## DIRECTIONS FOR THIS TASK
Report how many lines contain "JSON", with no other words.

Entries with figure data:

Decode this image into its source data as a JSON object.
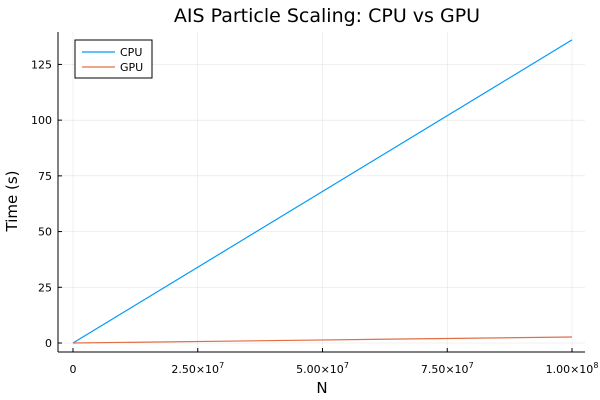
{
  "chart_data": {
    "type": "line",
    "title": "AIS Particle Scaling: CPU vs GPU",
    "xlabel": "N",
    "ylabel": "Time (s)",
    "xlim": [
      0,
      100000000
    ],
    "ylim": [
      0,
      140
    ],
    "x_ticks": [
      {
        "value": 0,
        "mantissa": "0",
        "exp": ""
      },
      {
        "value": 25000000,
        "mantissa": "2.50×10",
        "exp": "7"
      },
      {
        "value": 50000000,
        "mantissa": "5.00×10",
        "exp": "7"
      },
      {
        "value": 75000000,
        "mantissa": "7.50×10",
        "exp": "7"
      },
      {
        "value": 100000000,
        "mantissa": "1.00×10",
        "exp": "8"
      }
    ],
    "y_ticks": [
      0,
      25,
      50,
      75,
      100,
      125
    ],
    "grid": true,
    "legend_position": "top-left",
    "series": [
      {
        "name": "CPU",
        "color": "#009AFA",
        "x": [
          0,
          100000000
        ],
        "y": [
          0,
          136
        ]
      },
      {
        "name": "GPU",
        "color": "#E26F46",
        "x": [
          0,
          100000000
        ],
        "y": [
          0,
          2.7
        ]
      }
    ]
  }
}
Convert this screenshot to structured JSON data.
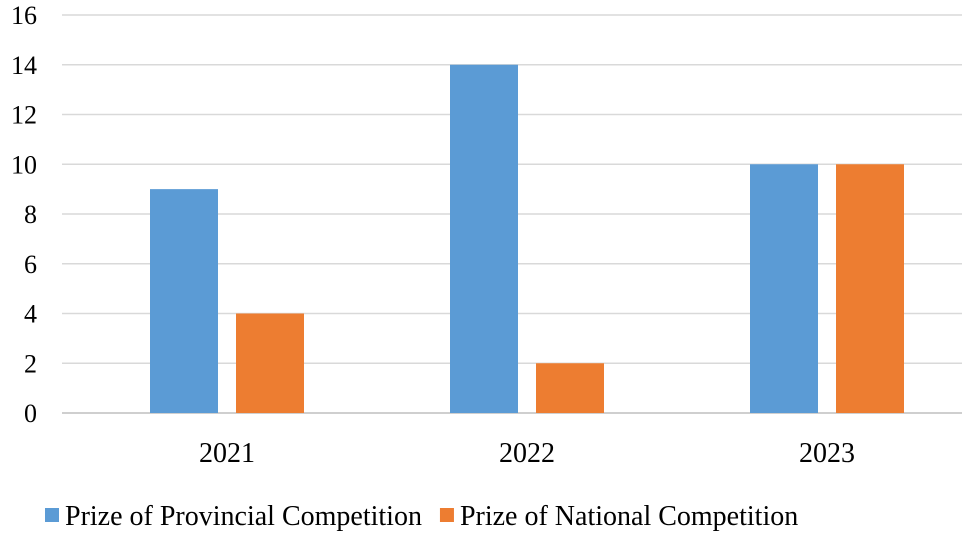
{
  "chart_data": {
    "type": "bar",
    "title": "",
    "xlabel": "",
    "ylabel": "",
    "categories": [
      "2021",
      "2022",
      "2023"
    ],
    "ylim": [
      0,
      16
    ],
    "yticks": [
      "0",
      "2",
      "4",
      "6",
      "8",
      "10",
      "12",
      "14",
      "16"
    ],
    "grid": true,
    "legend_position": "bottom",
    "series": [
      {
        "name": "Prize of Provincial Competition",
        "values": [
          9,
          14,
          10
        ],
        "color": "#5b9bd5"
      },
      {
        "name": "Prize of National Competition",
        "values": [
          4,
          2,
          10
        ],
        "color": "#ed7d31"
      }
    ]
  }
}
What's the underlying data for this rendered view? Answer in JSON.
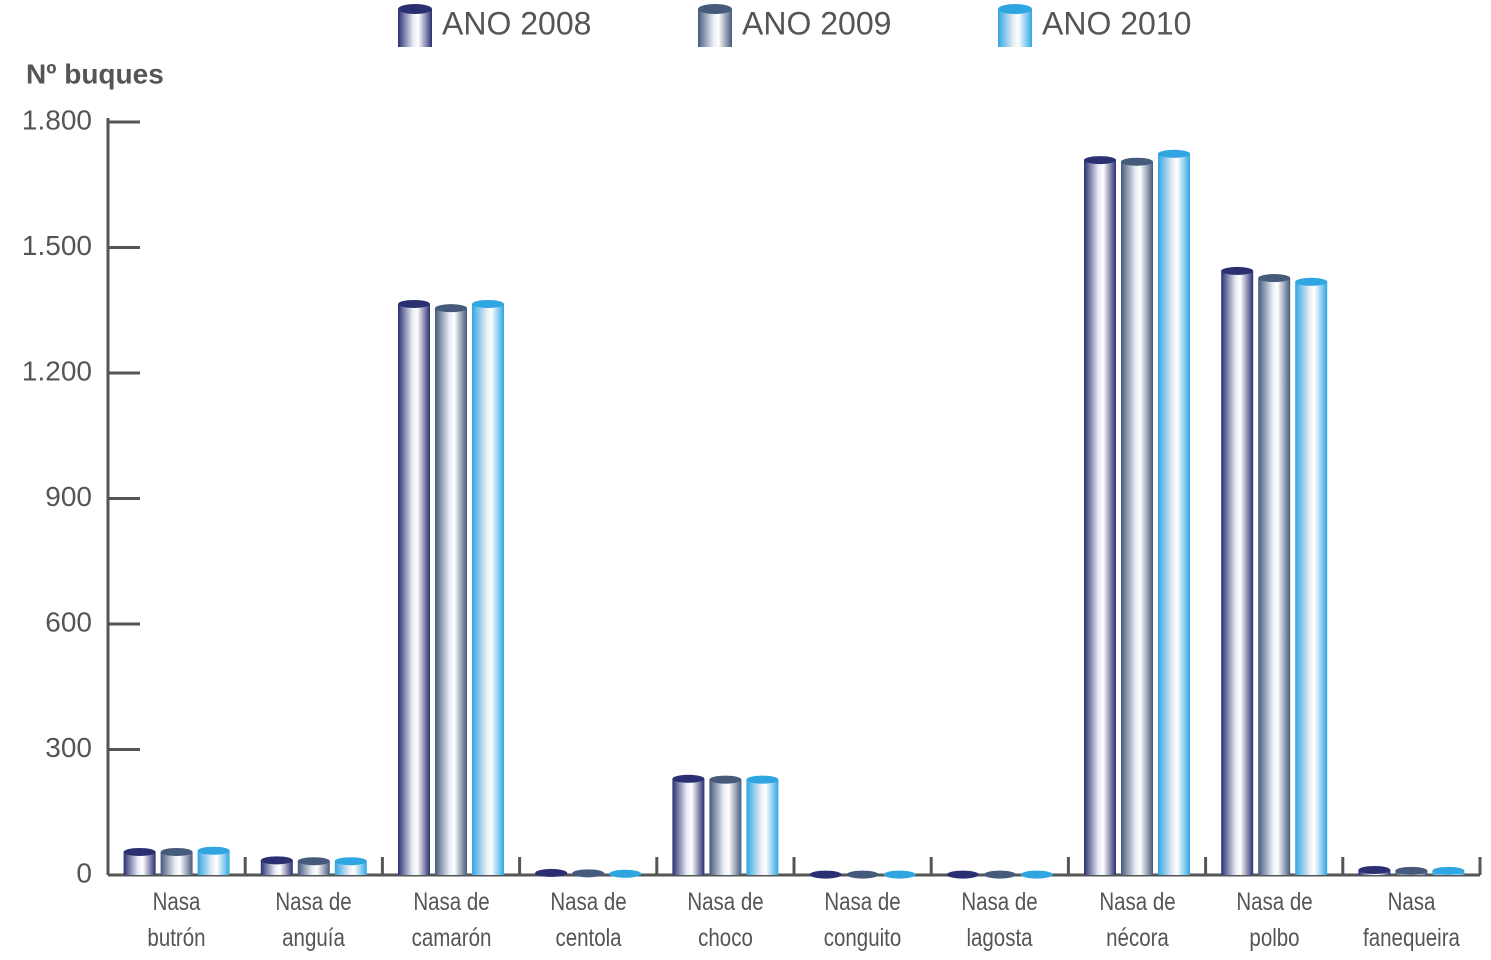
{
  "chart_data": {
    "type": "bar",
    "y_label": "Nº buques",
    "categories": [
      "Nasa\nbutrón",
      "Nasa de\nanguía",
      "Nasa de\ncamarón",
      "Nasa de\ncentola",
      "Nasa de\nchoco",
      "Nasa de\nconguito",
      "Nasa de\nlagosta",
      "Nasa de\nnécora",
      "Nasa de\npolbo",
      "Nasa\nfanequeira"
    ],
    "series": [
      {
        "name": "ANO 2008",
        "color": "#2a2f72",
        "values": [
          55,
          35,
          1365,
          5,
          230,
          1,
          1,
          1709,
          1444,
          12
        ]
      },
      {
        "name": "ANO 2009",
        "color": "#465a7c",
        "values": [
          55,
          33,
          1355,
          4,
          228,
          1,
          1,
          1705,
          1427,
          10
        ]
      },
      {
        "name": "ANO 2010",
        "color": "#2fa6e2",
        "values": [
          58,
          33,
          1365,
          3,
          228,
          1,
          1,
          1724,
          1418,
          10
        ]
      }
    ],
    "ylim": [
      0,
      1800
    ],
    "yticks": [
      0,
      300,
      600,
      900,
      {
        "value": 1200,
        "label": "1.200"
      },
      {
        "value": 1500,
        "label": "1.500"
      },
      {
        "value": 1800,
        "label": "1.800"
      }
    ]
  }
}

## CORRECT OUTPUT
3